* **Brano del testo**

══════════════════════════════

A tutto questo si sommano fattori di stress cronici, come l'invecchiamento, la denatalità e il cambiamento demografico, che renderanno più pesante l'impatto delle crisi.
Dunque, secondo l’Ocse, «costruire la resilienza dei nostri sistemi sanitari non è mai stato così urgente».

Bisogna cominciare dai sistemi sanitari, che devono rafforzarsi, traendo lezione da quello che è successo con il Covid, e «farlo ora è fondamentale per affrontare le minacce di domani», anche se in diverse zone del pianeta si sta ancora combattendo per uscire completamente dall’incubo cominciato nel 2020: «L'eredità della pandemia potrebbe durare per decenni».

══════════════════════════════

* **Dati disponibili**

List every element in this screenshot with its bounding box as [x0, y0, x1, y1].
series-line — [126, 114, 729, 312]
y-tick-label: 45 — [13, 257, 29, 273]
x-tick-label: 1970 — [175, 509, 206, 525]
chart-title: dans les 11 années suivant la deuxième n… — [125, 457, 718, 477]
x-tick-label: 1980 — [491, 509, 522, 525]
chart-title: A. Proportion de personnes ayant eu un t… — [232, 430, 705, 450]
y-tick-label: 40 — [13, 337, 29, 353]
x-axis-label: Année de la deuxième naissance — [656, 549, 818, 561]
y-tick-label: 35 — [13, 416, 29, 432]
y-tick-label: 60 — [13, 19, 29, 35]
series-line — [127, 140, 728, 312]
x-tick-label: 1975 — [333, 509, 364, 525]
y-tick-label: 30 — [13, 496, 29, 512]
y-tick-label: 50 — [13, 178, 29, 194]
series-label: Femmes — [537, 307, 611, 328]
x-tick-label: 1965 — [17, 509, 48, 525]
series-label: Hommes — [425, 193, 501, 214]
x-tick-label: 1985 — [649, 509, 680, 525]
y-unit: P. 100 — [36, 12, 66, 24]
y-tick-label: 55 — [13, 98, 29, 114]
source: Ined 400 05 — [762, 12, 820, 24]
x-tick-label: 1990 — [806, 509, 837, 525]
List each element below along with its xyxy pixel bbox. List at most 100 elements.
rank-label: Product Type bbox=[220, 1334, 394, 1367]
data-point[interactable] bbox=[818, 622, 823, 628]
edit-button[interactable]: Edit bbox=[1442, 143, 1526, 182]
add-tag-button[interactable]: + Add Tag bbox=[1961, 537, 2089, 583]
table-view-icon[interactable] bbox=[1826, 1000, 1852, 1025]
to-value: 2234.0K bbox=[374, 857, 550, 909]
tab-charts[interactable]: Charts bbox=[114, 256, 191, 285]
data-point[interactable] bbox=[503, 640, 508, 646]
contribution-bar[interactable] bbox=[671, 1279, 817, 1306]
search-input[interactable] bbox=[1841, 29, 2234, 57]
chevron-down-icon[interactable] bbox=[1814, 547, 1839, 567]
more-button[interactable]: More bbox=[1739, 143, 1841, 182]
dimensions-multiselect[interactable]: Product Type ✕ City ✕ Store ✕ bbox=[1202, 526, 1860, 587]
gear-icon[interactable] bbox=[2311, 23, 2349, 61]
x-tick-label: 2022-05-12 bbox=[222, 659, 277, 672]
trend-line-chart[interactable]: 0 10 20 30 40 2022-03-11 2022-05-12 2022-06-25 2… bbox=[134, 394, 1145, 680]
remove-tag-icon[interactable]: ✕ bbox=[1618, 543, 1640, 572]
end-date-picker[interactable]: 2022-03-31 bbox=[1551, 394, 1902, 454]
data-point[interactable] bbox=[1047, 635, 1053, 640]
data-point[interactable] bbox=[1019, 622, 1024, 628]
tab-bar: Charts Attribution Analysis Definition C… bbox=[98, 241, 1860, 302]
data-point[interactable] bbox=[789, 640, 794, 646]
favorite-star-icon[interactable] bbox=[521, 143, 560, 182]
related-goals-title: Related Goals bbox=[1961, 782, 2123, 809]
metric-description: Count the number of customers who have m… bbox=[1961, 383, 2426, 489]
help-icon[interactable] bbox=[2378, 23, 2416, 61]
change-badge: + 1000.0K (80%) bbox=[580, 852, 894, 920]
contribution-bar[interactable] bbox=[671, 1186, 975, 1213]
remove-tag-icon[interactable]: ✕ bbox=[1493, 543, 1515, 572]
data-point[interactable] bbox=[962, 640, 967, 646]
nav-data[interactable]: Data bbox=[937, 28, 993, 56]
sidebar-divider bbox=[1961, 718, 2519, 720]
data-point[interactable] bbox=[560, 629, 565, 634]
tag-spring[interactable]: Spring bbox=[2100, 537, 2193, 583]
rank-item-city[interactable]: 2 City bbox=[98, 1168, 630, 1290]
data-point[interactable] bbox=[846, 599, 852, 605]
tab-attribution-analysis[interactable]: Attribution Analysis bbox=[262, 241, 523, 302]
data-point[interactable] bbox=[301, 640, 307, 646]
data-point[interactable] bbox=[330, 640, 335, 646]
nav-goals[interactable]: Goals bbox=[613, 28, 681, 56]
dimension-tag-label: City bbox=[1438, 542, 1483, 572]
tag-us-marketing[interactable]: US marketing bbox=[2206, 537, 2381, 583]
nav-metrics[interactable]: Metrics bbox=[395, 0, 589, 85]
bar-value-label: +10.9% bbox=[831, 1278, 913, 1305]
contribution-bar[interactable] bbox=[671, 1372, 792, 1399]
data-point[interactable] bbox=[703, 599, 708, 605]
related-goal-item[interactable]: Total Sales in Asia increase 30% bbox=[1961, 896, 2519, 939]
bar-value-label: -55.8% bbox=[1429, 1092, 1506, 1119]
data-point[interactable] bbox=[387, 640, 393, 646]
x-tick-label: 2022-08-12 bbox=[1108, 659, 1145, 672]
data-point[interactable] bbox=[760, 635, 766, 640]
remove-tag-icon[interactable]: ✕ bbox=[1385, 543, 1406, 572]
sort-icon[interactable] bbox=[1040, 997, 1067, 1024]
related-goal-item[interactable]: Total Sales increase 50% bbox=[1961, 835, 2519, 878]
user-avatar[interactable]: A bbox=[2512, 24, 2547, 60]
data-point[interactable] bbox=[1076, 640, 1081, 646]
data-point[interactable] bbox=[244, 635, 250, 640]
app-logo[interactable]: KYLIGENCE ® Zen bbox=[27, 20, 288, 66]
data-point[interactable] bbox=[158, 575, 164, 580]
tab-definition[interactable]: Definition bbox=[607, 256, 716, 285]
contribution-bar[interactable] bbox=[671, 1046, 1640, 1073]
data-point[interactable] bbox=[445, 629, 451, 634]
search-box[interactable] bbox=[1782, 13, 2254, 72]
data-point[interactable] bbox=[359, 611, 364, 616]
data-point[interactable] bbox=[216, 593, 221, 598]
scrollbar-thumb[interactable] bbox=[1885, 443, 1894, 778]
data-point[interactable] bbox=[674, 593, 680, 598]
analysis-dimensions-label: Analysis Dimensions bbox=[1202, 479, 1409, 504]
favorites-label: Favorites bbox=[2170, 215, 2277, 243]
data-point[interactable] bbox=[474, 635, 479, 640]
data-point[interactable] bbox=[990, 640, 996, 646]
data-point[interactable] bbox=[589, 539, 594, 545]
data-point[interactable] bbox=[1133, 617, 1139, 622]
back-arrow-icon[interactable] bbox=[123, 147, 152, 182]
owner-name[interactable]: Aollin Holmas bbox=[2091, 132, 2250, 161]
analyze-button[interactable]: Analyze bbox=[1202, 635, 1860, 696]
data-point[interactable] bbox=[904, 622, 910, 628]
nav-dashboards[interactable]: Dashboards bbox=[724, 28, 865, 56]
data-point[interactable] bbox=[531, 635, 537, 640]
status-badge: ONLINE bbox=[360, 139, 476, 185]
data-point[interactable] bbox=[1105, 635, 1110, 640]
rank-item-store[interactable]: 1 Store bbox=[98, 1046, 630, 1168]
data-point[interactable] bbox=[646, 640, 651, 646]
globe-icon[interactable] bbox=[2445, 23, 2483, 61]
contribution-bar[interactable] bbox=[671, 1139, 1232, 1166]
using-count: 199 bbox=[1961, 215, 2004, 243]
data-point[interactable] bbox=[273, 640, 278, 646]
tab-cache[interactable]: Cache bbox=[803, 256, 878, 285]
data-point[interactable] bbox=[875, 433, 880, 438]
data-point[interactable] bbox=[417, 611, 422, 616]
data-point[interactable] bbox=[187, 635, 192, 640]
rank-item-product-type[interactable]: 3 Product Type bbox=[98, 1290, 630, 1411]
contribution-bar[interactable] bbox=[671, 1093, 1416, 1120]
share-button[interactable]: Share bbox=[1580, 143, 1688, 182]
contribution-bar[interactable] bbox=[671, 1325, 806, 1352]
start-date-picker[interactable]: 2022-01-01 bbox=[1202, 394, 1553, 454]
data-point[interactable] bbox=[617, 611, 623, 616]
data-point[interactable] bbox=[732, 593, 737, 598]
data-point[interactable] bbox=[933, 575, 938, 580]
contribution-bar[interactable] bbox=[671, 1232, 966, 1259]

══════════════════════════════

* **Compito da svolgere**
Estrai il brano sulla resilienza dei sistemi sanitari e trascrivilo per intero, parola per parola.

* **Risposta**
A tutto questo si sommano fattori di stress cronici, come l'invecchiamento, la denatalità e il cambiamento demografico, che renderanno più pesante l'impatto delle crisi.
Dunque, secondo l’Ocse, «costruire la resilienza dei nostri sistemi sanitari non è mai stato così urgente».

Bisogna cominciare dai sistemi sanitari, che devono rafforzarsi, traendo lezione da quello che è successo con il Covid, e «farlo ora è fondamentale per affrontare le minacce di domani», anche se in diverse zone del pianeta si sta ancora combattendo per uscire completamente dall’incubo cominciato nel 2020: «L'eredità della pandemia potrebbe durare per decenni».